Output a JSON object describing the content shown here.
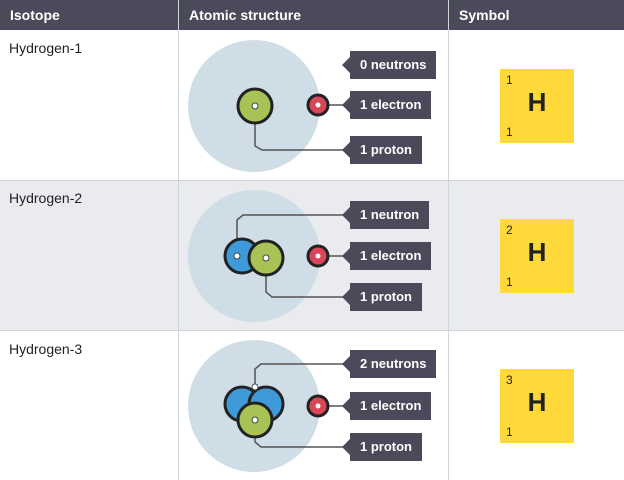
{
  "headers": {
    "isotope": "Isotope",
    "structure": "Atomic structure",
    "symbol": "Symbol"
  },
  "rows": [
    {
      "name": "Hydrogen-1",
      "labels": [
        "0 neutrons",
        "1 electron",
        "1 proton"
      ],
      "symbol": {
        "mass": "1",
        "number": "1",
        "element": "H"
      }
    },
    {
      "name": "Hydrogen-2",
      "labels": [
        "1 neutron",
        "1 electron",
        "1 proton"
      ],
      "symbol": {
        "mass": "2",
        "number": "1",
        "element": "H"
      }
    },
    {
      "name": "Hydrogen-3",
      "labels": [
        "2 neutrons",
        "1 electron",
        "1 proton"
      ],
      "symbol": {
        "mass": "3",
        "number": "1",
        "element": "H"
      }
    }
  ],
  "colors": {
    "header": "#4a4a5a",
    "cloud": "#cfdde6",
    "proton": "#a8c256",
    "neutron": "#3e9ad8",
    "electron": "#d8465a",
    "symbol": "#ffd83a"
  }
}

◆ ◆ ◆

Directive →
Reproduce the material above verbatim; omit every picture.

Exercise solution →
Output a JSON object describing the content shown here.
{
  "headers": {
    "isotope": "Isotope",
    "structure": "Atomic structure",
    "symbol": "Symbol"
  },
  "rows": [
    {
      "name": "Hydrogen-1",
      "labels": [
        "0 neutrons",
        "1 electron",
        "1 proton"
      ],
      "symbol": {
        "mass": "1",
        "number": "1",
        "element": "H"
      }
    },
    {
      "name": "Hydrogen-2",
      "labels": [
        "1 neutron",
        "1 electron",
        "1 proton"
      ],
      "symbol": {
        "mass": "2",
        "number": "1",
        "element": "H"
      }
    },
    {
      "name": "Hydrogen-3",
      "labels": [
        "2 neutrons",
        "1 electron",
        "1 proton"
      ],
      "symbol": {
        "mass": "3",
        "number": "1",
        "element": "H"
      }
    }
  ],
  "colors": {
    "header": "#4a4a5a",
    "cloud": "#cfdde6",
    "proton": "#a8c256",
    "neutron": "#3e9ad8",
    "electron": "#d8465a",
    "symbol": "#ffd83a"
  }
}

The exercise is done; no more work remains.